-- Material start --

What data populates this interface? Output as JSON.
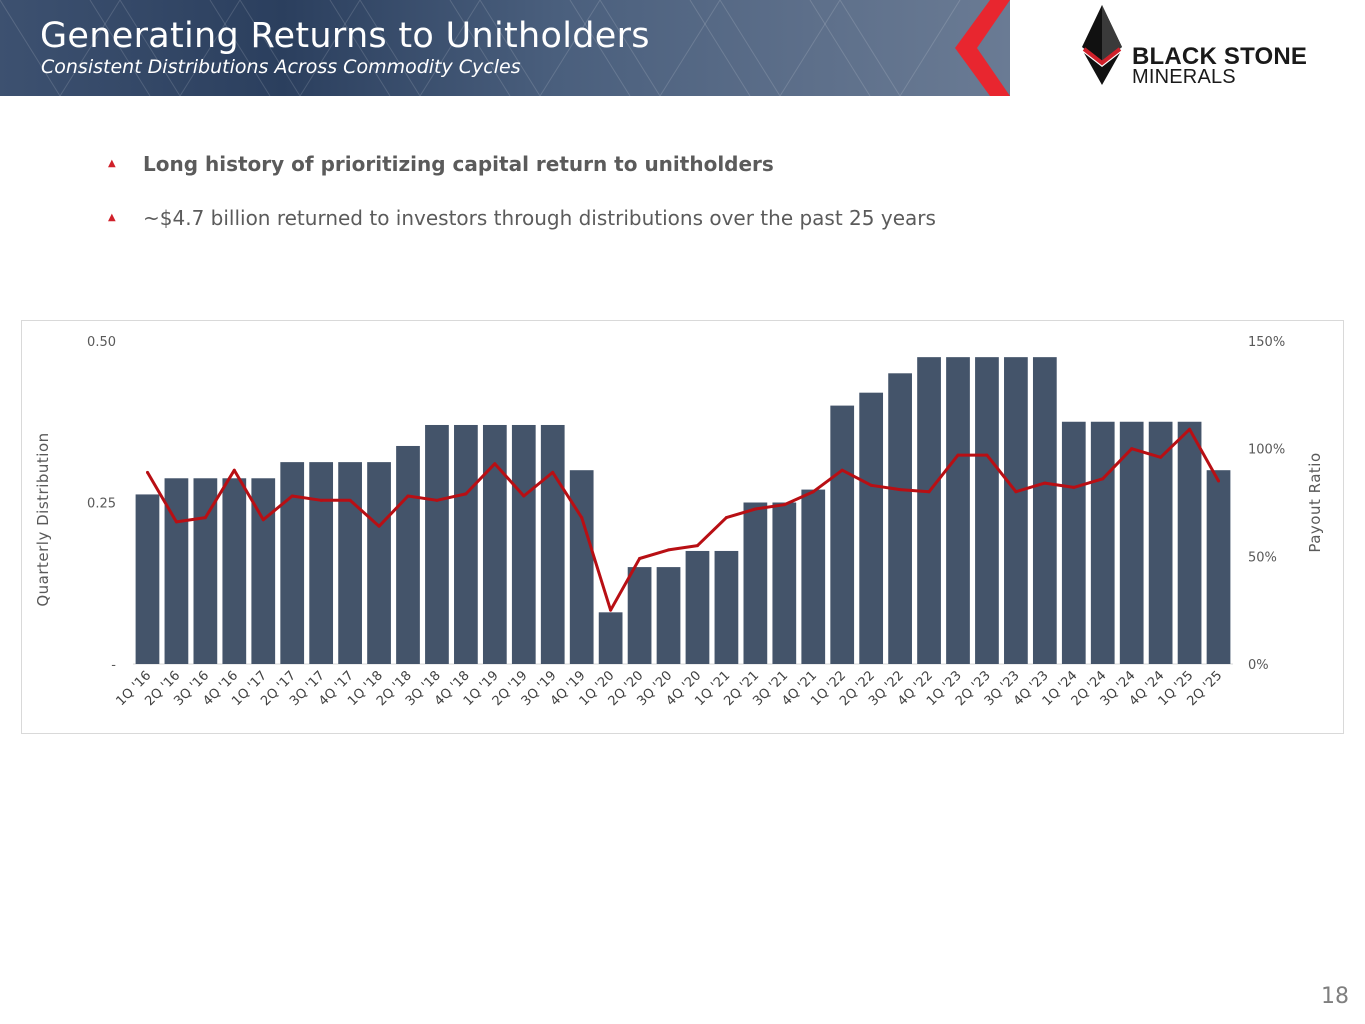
{
  "header": {
    "title": "Generating Returns to Unitholders",
    "subtitle": "Consistent Distributions Across Commodity Cycles"
  },
  "logo": {
    "line1": "BLACK STONE",
    "line2": "MINERALS"
  },
  "bullets": [
    {
      "icon": "triangle-bullet-icon",
      "text": "Long history of prioritizing capital return to unitholders",
      "bold": true
    },
    {
      "icon": "triangle-bullet-icon",
      "text": "~$4.7 billion returned to investors through distributions over the past 25 years",
      "bold": false
    }
  ],
  "colors": {
    "bar": "#44546a",
    "line": "#b80f14",
    "accent": "#d0202a",
    "header": "#3d5170"
  },
  "chart_data": {
    "type": "bar",
    "title": "",
    "ylabel": "Quarterly Distribution",
    "y2label": "Payout Ratio",
    "ylim": [
      0,
      0.5
    ],
    "y2lim": [
      0,
      150
    ],
    "yticks": [
      {
        "value": 0,
        "label": "-"
      },
      {
        "value": 0.25,
        "label": "0.25"
      },
      {
        "value": 0.5,
        "label": "0.50"
      }
    ],
    "y2ticks": [
      {
        "value": 0,
        "label": "0%"
      },
      {
        "value": 50,
        "label": "50%"
      },
      {
        "value": 100,
        "label": "100%"
      },
      {
        "value": 150,
        "label": "150%"
      }
    ],
    "categories": [
      "1Q '16",
      "2Q '16",
      "3Q '16",
      "4Q '16",
      "1Q '17",
      "2Q '17",
      "3Q '17",
      "4Q '17",
      "1Q '18",
      "2Q '18",
      "3Q '18",
      "4Q '18",
      "1Q '19",
      "2Q '19",
      "3Q '19",
      "4Q '19",
      "1Q '20",
      "2Q '20",
      "3Q '20",
      "4Q '20",
      "1Q '21",
      "2Q '21",
      "3Q '21",
      "4Q '21",
      "1Q '22",
      "2Q '22",
      "3Q '22",
      "4Q '22",
      "1Q '23",
      "2Q '23",
      "3Q '23",
      "4Q '23",
      "1Q '24",
      "2Q '24",
      "3Q '24",
      "4Q '24",
      "1Q '25",
      "2Q '25"
    ],
    "series": [
      {
        "name": "Quarterly Distribution",
        "type": "bar",
        "axis": "left",
        "values": [
          0.2625,
          0.2875,
          0.2875,
          0.2875,
          0.2875,
          0.3125,
          0.3125,
          0.3125,
          0.3125,
          0.3375,
          0.37,
          0.37,
          0.37,
          0.37,
          0.37,
          0.3,
          0.08,
          0.15,
          0.15,
          0.175,
          0.175,
          0.25,
          0.25,
          0.27,
          0.4,
          0.42,
          0.45,
          0.475,
          0.475,
          0.475,
          0.475,
          0.475,
          0.375,
          0.375,
          0.375,
          0.375,
          0.375,
          0.3
        ]
      },
      {
        "name": "Payout Ratio",
        "type": "line",
        "axis": "right",
        "values": [
          89,
          66,
          68,
          90,
          67,
          78,
          76,
          76,
          64,
          78,
          76,
          79,
          93,
          78,
          89,
          68,
          25,
          49,
          53,
          55,
          68,
          72,
          74,
          80,
          90,
          83,
          81,
          80,
          97,
          97,
          80,
          84,
          82,
          86,
          100,
          96,
          109,
          85
        ]
      }
    ]
  },
  "page_number": "18"
}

-- Material end --

Exercise brief: Check each line of the data above for the word "Payout" and say how many lines contain it, giving nothing besides the number.

Worked answer: 2